Problem details:
Check each line of the listing for the string "jednodotykového", count the lines that have it, and answer with that number only.
— Start —
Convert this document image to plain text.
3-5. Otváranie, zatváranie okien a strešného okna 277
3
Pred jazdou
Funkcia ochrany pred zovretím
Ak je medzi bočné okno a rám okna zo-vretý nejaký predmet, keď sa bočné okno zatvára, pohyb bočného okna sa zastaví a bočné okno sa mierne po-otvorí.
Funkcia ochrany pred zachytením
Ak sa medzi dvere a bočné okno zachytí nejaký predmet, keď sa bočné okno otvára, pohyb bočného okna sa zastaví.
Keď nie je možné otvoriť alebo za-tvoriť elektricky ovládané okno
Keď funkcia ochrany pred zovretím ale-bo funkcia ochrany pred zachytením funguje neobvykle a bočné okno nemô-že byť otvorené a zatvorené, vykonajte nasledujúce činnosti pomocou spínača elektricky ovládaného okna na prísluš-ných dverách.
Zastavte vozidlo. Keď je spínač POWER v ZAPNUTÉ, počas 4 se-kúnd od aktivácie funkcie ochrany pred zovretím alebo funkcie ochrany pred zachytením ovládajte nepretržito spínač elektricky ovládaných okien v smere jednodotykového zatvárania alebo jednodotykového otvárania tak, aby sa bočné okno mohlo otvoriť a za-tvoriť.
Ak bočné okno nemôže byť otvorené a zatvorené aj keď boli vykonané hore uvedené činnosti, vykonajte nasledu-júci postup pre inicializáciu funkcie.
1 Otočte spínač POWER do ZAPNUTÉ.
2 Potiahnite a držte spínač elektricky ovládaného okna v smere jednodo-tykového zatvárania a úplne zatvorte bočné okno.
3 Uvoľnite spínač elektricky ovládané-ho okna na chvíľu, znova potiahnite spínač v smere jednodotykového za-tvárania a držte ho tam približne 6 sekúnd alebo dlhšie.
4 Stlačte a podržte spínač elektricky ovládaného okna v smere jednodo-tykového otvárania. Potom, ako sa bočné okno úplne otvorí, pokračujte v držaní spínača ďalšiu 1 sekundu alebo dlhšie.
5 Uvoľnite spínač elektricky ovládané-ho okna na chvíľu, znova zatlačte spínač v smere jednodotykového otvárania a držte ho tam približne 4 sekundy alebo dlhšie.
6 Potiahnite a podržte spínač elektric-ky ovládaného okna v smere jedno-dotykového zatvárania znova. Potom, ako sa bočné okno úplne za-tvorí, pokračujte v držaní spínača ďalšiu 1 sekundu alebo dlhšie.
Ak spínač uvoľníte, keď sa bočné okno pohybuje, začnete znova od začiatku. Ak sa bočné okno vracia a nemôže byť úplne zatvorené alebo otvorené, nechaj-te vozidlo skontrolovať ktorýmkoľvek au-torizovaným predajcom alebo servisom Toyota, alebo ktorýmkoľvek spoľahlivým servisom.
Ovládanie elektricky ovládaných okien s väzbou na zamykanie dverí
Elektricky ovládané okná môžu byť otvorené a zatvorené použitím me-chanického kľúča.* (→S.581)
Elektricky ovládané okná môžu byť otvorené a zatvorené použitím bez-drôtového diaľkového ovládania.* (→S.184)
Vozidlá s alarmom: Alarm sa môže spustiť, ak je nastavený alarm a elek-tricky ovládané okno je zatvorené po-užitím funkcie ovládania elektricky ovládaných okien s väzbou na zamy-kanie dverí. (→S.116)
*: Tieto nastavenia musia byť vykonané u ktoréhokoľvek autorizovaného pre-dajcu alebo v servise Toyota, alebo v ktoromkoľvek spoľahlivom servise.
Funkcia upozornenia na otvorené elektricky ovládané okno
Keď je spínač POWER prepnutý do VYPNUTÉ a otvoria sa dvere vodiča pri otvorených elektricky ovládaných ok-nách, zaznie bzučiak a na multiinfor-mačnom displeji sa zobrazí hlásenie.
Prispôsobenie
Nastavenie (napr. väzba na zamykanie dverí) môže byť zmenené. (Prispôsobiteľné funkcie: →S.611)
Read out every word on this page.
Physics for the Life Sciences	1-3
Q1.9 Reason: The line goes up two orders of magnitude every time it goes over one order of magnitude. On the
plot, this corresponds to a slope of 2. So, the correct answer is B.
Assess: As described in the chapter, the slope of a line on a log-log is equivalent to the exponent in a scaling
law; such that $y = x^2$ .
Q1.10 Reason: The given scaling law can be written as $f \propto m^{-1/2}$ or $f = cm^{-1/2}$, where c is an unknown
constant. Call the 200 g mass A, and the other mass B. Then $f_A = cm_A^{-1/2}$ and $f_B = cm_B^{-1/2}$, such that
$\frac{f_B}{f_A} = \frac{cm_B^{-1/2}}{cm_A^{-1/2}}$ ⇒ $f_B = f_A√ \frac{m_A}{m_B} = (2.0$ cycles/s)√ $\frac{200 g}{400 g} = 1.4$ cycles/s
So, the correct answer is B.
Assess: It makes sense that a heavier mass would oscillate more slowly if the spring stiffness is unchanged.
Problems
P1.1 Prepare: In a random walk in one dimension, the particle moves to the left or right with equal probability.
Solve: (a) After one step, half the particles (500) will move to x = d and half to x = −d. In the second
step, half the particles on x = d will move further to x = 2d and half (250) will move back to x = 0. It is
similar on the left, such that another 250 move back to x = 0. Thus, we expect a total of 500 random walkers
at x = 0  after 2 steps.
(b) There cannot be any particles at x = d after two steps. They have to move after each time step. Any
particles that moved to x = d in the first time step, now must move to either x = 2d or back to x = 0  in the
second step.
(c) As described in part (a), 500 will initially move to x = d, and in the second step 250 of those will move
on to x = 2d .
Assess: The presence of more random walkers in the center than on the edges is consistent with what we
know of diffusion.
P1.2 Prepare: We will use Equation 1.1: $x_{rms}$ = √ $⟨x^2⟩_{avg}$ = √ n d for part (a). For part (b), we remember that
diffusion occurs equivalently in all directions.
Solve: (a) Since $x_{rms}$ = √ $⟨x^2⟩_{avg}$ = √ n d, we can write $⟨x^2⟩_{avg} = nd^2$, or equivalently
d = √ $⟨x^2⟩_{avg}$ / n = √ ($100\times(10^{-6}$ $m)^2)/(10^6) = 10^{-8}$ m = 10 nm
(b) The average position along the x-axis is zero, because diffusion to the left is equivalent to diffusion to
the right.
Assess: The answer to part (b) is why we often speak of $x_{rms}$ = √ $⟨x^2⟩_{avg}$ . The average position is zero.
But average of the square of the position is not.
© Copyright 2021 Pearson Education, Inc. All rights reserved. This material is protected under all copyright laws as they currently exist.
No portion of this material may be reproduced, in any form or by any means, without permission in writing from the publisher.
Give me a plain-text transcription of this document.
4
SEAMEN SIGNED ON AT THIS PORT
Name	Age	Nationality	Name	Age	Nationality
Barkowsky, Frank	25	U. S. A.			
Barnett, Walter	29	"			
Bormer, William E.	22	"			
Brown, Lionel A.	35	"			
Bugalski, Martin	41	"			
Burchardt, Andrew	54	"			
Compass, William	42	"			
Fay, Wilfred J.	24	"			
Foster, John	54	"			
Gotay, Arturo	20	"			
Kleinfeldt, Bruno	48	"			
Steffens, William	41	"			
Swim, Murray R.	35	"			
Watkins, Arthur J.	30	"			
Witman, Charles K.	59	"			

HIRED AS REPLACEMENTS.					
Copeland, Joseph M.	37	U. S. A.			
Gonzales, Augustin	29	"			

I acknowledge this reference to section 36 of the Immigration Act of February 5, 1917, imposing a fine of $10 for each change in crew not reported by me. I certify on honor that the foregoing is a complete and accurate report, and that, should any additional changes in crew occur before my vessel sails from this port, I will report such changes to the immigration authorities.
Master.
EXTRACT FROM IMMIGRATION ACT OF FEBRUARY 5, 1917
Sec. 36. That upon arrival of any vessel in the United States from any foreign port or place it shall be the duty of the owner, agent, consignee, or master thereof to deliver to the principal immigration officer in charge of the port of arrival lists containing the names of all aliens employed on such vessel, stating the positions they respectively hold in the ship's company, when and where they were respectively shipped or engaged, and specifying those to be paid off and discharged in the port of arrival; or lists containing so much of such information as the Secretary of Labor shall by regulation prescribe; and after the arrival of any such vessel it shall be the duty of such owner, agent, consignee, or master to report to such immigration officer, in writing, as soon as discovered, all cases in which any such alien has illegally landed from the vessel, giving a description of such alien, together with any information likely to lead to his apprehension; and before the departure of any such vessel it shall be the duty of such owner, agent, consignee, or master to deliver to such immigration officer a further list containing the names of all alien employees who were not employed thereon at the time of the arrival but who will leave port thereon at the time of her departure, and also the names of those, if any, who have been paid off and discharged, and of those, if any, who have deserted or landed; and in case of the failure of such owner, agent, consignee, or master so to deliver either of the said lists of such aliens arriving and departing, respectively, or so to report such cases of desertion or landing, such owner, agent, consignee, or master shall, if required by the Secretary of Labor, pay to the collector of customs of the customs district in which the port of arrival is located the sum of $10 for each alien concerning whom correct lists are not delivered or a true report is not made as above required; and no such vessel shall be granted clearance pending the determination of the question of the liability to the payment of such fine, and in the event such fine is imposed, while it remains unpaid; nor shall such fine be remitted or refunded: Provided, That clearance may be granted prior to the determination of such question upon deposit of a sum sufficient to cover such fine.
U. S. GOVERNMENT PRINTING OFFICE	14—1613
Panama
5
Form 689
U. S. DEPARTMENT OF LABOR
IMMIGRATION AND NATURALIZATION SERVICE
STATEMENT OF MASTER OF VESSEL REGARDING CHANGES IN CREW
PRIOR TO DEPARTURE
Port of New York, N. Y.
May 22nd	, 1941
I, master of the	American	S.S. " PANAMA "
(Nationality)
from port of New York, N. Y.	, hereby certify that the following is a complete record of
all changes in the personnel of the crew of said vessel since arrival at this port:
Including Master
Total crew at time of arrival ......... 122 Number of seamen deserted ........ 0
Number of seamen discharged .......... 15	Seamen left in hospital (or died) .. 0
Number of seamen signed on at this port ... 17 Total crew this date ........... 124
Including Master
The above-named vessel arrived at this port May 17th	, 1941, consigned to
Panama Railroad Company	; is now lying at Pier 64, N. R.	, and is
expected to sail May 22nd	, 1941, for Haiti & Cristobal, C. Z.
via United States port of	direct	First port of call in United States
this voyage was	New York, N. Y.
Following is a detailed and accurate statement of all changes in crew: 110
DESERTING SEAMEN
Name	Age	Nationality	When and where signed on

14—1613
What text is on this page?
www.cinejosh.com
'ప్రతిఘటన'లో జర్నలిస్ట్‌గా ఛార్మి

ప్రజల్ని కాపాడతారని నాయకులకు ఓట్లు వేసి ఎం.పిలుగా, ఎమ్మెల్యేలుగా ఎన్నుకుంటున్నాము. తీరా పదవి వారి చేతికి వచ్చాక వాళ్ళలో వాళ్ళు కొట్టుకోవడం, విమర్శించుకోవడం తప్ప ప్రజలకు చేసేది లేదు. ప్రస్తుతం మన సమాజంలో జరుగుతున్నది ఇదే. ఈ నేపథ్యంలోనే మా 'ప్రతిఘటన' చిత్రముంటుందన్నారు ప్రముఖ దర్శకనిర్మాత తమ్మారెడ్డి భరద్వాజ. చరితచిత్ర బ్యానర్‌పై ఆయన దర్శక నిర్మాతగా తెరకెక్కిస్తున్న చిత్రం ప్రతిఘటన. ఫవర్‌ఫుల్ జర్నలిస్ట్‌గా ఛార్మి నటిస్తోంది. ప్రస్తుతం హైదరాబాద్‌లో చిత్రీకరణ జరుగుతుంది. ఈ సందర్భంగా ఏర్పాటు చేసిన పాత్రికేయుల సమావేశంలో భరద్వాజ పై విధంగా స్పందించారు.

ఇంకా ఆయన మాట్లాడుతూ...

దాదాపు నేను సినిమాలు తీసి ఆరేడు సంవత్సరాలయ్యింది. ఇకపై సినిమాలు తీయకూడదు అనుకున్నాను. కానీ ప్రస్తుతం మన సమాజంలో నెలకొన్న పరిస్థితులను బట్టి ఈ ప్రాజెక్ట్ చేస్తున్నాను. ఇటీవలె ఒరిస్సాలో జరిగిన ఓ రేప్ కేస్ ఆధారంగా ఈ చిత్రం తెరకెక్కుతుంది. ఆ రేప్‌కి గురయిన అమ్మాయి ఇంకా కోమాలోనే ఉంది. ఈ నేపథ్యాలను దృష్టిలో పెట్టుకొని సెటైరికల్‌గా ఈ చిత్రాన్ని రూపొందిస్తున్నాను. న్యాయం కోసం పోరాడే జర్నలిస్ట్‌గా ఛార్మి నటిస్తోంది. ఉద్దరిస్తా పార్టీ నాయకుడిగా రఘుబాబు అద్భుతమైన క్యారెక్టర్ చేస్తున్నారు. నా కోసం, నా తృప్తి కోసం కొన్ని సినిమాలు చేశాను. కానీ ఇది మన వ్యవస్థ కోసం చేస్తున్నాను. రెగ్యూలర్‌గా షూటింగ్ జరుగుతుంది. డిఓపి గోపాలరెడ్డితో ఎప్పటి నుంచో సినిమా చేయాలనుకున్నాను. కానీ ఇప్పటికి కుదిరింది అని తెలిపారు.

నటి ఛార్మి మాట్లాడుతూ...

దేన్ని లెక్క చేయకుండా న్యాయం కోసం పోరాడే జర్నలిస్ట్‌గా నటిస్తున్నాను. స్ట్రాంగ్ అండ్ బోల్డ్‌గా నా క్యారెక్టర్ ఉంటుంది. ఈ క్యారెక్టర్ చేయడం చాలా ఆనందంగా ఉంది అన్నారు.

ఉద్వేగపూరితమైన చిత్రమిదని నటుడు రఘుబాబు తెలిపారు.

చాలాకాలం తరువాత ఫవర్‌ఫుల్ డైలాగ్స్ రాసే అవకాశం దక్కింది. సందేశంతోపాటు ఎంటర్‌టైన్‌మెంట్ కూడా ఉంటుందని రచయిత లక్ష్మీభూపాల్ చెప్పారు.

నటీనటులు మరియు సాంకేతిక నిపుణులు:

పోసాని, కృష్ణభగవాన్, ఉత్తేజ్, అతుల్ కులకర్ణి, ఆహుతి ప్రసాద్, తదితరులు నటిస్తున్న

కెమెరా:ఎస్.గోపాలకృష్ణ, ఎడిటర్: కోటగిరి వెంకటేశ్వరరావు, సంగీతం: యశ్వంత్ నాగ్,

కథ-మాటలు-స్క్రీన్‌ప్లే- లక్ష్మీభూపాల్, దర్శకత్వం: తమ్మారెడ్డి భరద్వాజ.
— End —
Output:
3